- **DATA FOR THIS TASK**:
++++

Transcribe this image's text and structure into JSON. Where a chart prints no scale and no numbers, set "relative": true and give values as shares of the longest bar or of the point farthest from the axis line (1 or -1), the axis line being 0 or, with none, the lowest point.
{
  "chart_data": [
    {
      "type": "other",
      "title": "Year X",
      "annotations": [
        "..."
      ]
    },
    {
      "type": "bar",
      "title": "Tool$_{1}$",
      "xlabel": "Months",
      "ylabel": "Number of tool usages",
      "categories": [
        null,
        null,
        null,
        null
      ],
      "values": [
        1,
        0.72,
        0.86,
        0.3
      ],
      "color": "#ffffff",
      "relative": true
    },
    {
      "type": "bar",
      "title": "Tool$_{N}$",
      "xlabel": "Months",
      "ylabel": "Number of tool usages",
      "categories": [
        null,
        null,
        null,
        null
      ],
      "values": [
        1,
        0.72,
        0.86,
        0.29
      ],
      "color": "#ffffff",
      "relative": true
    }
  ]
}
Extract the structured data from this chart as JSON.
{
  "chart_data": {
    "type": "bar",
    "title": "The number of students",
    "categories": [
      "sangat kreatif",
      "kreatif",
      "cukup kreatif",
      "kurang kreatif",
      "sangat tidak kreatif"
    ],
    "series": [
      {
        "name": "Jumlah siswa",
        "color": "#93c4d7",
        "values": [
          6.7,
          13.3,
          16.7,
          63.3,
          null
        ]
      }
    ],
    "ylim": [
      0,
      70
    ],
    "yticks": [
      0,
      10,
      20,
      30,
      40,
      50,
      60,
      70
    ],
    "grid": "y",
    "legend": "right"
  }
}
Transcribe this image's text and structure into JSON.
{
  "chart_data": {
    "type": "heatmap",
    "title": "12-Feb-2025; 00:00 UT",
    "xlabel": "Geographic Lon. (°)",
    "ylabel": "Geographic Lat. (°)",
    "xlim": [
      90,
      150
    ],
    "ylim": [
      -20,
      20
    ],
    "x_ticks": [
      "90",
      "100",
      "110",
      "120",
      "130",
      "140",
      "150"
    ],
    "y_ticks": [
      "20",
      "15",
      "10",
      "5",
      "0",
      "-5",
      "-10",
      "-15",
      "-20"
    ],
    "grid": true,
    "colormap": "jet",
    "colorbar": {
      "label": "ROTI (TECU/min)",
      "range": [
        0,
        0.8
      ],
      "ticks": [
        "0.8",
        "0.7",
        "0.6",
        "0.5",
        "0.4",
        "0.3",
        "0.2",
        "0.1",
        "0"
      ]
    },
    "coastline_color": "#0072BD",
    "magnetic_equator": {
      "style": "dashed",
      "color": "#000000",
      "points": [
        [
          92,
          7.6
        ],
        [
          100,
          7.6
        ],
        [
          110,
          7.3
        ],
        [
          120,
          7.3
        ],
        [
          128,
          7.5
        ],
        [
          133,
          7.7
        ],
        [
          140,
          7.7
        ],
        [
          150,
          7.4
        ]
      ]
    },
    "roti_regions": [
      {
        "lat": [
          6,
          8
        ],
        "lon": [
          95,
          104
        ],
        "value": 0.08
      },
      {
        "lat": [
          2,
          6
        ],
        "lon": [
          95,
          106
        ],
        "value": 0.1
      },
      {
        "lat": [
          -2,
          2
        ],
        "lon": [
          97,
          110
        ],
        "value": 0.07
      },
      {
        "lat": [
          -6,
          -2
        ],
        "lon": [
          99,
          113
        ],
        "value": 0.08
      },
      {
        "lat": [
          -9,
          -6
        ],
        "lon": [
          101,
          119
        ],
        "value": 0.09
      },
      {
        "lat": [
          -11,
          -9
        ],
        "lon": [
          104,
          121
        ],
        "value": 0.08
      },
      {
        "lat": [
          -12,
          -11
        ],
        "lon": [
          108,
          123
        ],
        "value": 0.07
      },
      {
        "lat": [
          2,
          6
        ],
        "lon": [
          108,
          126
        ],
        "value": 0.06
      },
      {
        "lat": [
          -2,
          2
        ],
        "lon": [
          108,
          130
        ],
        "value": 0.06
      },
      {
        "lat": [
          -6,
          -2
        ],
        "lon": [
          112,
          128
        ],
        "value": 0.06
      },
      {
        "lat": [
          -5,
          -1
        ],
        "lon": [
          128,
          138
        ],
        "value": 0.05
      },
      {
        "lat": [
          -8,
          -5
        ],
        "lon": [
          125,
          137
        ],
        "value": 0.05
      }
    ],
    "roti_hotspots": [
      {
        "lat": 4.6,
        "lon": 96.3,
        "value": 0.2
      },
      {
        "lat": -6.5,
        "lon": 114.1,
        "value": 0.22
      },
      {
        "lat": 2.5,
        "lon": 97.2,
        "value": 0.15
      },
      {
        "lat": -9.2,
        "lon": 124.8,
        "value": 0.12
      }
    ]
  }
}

++++

- **TO BE DONE**:
Go through the records and show every line with the string "into" in it.

- **REPLY**:
Transcribe this image's text and structure into JSON. Where a chart prints no scale and no numbers, set "relative": true and give values as shares of the longest bar or of the point farthest from the axis line (1 or -1), the axis line being 0 or, with none, the lowest point.
Transcribe this image's text and structure into JSON.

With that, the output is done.